[Dataset excerpt]
>> Begin

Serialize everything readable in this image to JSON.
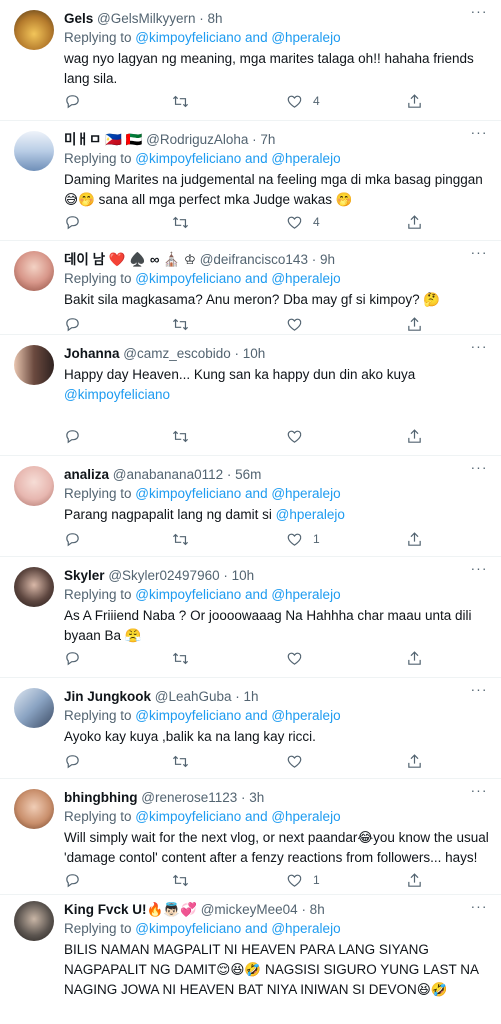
{
  "replying_prefix": "Replying to ",
  "and_text": " and ",
  "tweets": [
    {
      "name": "Gels",
      "handle": "@GelsMilkyyern · 8h",
      "reply_to": [
        "@kimpoyfeliciano",
        "@hperalejo"
      ],
      "text": "wag nyo lagyan ng meaning, mga marites talaga oh!! hahaha friends lang sila.",
      "likes": "4",
      "avatar_color": "#c9a04a"
    },
    {
      "name": "미ㅐㅁ 🇵🇭 🇦🇪",
      "handle": "@RodriguzAloha · 7h",
      "reply_to": [
        "@kimpoyfeliciano",
        "@hperalejo"
      ],
      "text": "Daming Marites na judgemental na feeling mga di mka basag pinggan 😅🤭 sana all mga perfect mka Judge wakas 🤭",
      "likes": "4",
      "avatar_color": "#9fb8d8"
    },
    {
      "name": "데이 남 ❤️ ♠️ ∞ ⛪ ♔",
      "handle": "@deifrancisco143 · 9h",
      "reply_to": [],
      "text": "Bakit sila magkasama? Anu meron? Dba may gf si kimpoy? 🤔",
      "likes": "",
      "avatar_color": "#d89a8f"
    },
    {
      "name": "Johanna",
      "handle": "@camz_escobido · 10h",
      "reply_to": [],
      "text": "Happy  day Heaven... Kung san ka happy dun din ako kuya",
      "text_mention": "@kimpoyfeliciano",
      "likes": "",
      "avatar_color": "#6b4a3f"
    },
    {
      "name": "analiza",
      "handle": "@anabanana0112 · 56m",
      "reply_to": [
        "@kimpoyfeliciano",
        "@hperalejo"
      ],
      "text": "Parang nagpapalit lang ng damit si ",
      "text_mention": "@hperalejo",
      "likes": "1",
      "avatar_color": "#e7b7b0"
    },
    {
      "name": "Skyler",
      "handle": "@Skyler02497960 · 10h",
      "reply_to": [
        "@kimpoyfeliciano",
        "@hperalejo"
      ],
      "text": "As A Friiiend Naba ? Or joooowaaag Na Hahhha char maau unta dili byaan Ba 😤",
      "likes": "",
      "avatar_color": "#3c2f2c"
    },
    {
      "name": "Jin Jungkook",
      "handle": "@LeahGuba · 1h",
      "reply_to": [
        "@kimpoyfeliciano",
        "@hperalejo"
      ],
      "text": "Ayoko kay kuya ,balik ka na lang kay ricci.",
      "likes": "",
      "avatar_color": "#8aa3c2"
    },
    {
      "name": "bhingbhing",
      "handle": "@renerose1123 · 3h",
      "reply_to": [
        "@kimpoyfeliciano",
        "@hperalejo"
      ],
      "text": "Will simply wait for the next vlog, or next paandar😂you know the usual 'damage contol' content after a fenzy reactions from followers... hays!",
      "likes": "1",
      "avatar_color": "#d6a484"
    },
    {
      "name": "King Fvck U!🔥👼🏻💞",
      "handle": "@mickeyMee04 · 8h",
      "reply_to": [
        "@kimpoyfeliciano",
        "@hperalejo"
      ],
      "text": "BILIS NAMAN MAGPALIT NI HEAVEN PARA LANG SIYANG NAGPAPALIT NG DAMIT😌😆🤣 NAGSISI SIGURO YUNG LAST NA NAGING JOWA NI HEAVEN BAT NIYA INIWAN SI DEVON😆🤣",
      "likes": "",
      "avatar_color": "#5c5550"
    }
  ]
}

>> End

Set task - In your copy, repeat each record exactly and include no pictures.

Solution to this task -
Serialize everything readable in this image to JSON.
{
  "replying_prefix": "Replying to ",
  "and_text": " and ",
  "tweets": [
    {
      "name": "Gels",
      "handle": "@GelsMilkyyern · 8h",
      "reply_to": [
        "@kimpoyfeliciano",
        "@hperalejo"
      ],
      "text": "wag nyo lagyan ng meaning, mga marites talaga oh!! hahaha friends lang sila.",
      "likes": "4",
      "avatar_color": "#c9a04a"
    },
    {
      "name": "미ㅐㅁ 🇵🇭 🇦🇪",
      "handle": "@RodriguzAloha · 7h",
      "reply_to": [
        "@kimpoyfeliciano",
        "@hperalejo"
      ],
      "text": "Daming Marites na judgemental na feeling mga di mka basag pinggan 😅🤭 sana all mga perfect mka Judge wakas 🤭",
      "likes": "4",
      "avatar_color": "#9fb8d8"
    },
    {
      "name": "데이 남 ❤️ ♠️ ∞ ⛪ ♔",
      "handle": "@deifrancisco143 · 9h",
      "reply_to": [],
      "text": "Bakit sila magkasama? Anu meron? Dba may gf si kimpoy? 🤔",
      "likes": "",
      "avatar_color": "#d89a8f"
    },
    {
      "name": "Johanna",
      "handle": "@camz_escobido · 10h",
      "reply_to": [],
      "text": "Happy  day Heaven... Kung san ka happy dun din ako kuya",
      "text_mention": "@kimpoyfeliciano",
      "likes": "",
      "avatar_color": "#6b4a3f"
    },
    {
      "name": "analiza",
      "handle": "@anabanana0112 · 56m",
      "reply_to": [
        "@kimpoyfeliciano",
        "@hperalejo"
      ],
      "text": "Parang nagpapalit lang ng damit si ",
      "text_mention": "@hperalejo",
      "likes": "1",
      "avatar_color": "#e7b7b0"
    },
    {
      "name": "Skyler",
      "handle": "@Skyler02497960 · 10h",
      "reply_to": [
        "@kimpoyfeliciano",
        "@hperalejo"
      ],
      "text": "As A Friiiend Naba ? Or joooowaaag Na Hahhha char maau unta dili byaan Ba 😤",
      "likes": "",
      "avatar_color": "#3c2f2c"
    },
    {
      "name": "Jin Jungkook",
      "handle": "@LeahGuba · 1h",
      "reply_to": [
        "@kimpoyfeliciano",
        "@hperalejo"
      ],
      "text": "Ayoko kay kuya ,balik ka na lang kay ricci.",
      "likes": "",
      "avatar_color": "#8aa3c2"
    },
    {
      "name": "bhingbhing",
      "handle": "@renerose1123 · 3h",
      "reply_to": [
        "@kimpoyfeliciano",
        "@hperalejo"
      ],
      "text": "Will simply wait for the next vlog, or next paandar😂you know the usual 'damage contol' content after a fenzy reactions from followers... hays!",
      "likes": "1",
      "avatar_color": "#d6a484"
    },
    {
      "name": "King Fvck U!🔥👼🏻💞",
      "handle": "@mickeyMee04 · 8h",
      "reply_to": [
        "@kimpoyfeliciano",
        "@hperalejo"
      ],
      "text": "BILIS NAMAN MAGPALIT NI HEAVEN PARA LANG SIYANG NAGPAPALIT NG DAMIT😌😆🤣 NAGSISI SIGURO YUNG LAST NA NAGING JOWA NI HEAVEN BAT NIYA INIWAN SI DEVON😆🤣",
      "likes": "",
      "avatar_color": "#5c5550"
    }
  ]
}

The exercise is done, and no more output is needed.